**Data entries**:
---------------

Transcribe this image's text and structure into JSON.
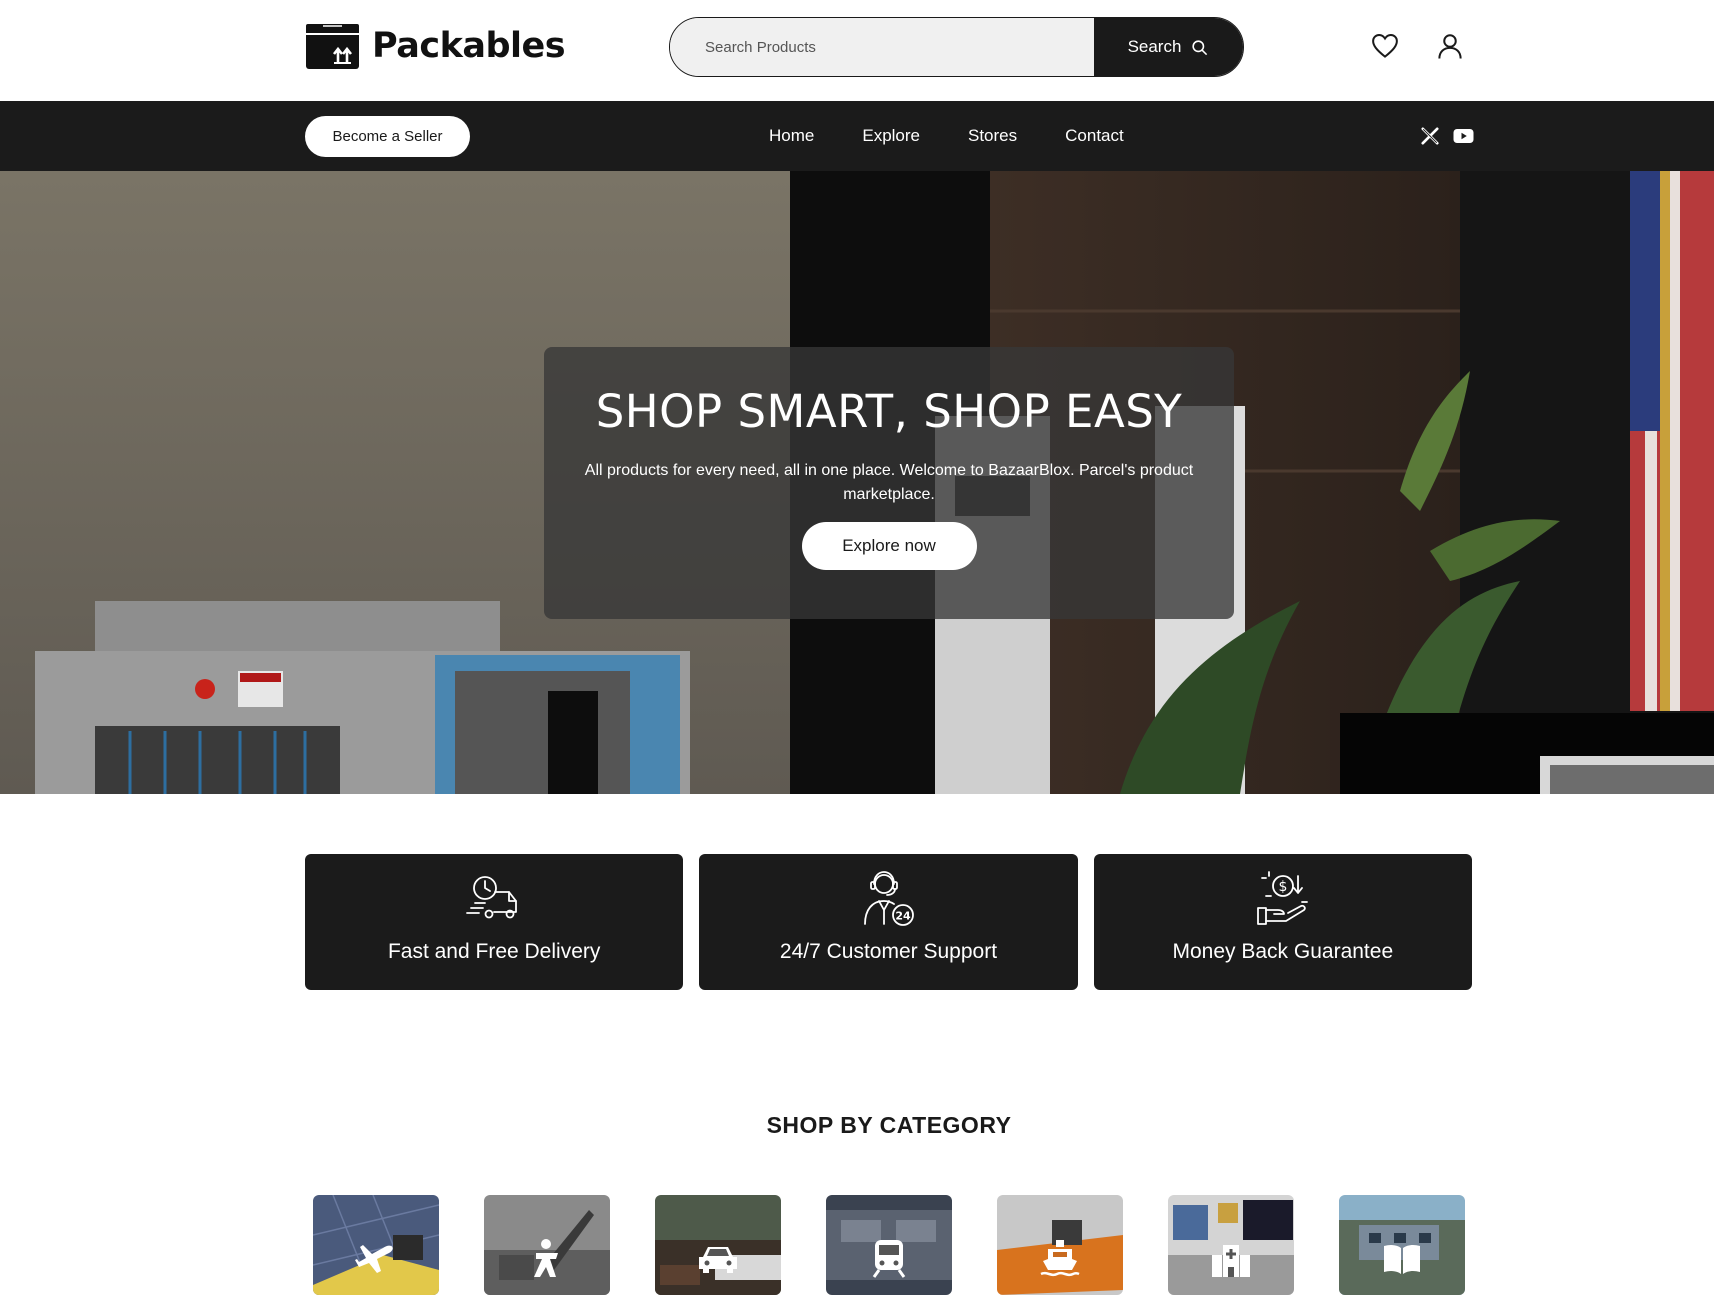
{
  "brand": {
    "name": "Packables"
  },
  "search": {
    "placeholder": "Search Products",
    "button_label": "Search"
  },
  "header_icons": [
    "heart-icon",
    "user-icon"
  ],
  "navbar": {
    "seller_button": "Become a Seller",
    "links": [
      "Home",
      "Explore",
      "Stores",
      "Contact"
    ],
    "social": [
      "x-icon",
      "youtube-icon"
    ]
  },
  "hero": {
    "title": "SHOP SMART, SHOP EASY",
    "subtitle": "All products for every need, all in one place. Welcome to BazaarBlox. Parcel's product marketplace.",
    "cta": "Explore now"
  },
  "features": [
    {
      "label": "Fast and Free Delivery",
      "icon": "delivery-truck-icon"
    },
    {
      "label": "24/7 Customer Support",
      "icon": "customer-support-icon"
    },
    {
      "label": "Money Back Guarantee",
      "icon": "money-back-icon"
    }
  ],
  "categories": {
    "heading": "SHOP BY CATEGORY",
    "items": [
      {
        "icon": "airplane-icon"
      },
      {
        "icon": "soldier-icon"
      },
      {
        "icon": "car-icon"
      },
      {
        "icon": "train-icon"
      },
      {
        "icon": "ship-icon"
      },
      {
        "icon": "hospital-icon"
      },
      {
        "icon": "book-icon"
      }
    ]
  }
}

---------------

**TASK**:
Find every line that holds "SHOP" and copy it.

**FINISHED ANSWER**:
    "title": "SHOP SMART, SHOP EASY",
    "heading": "SHOP BY CATEGORY",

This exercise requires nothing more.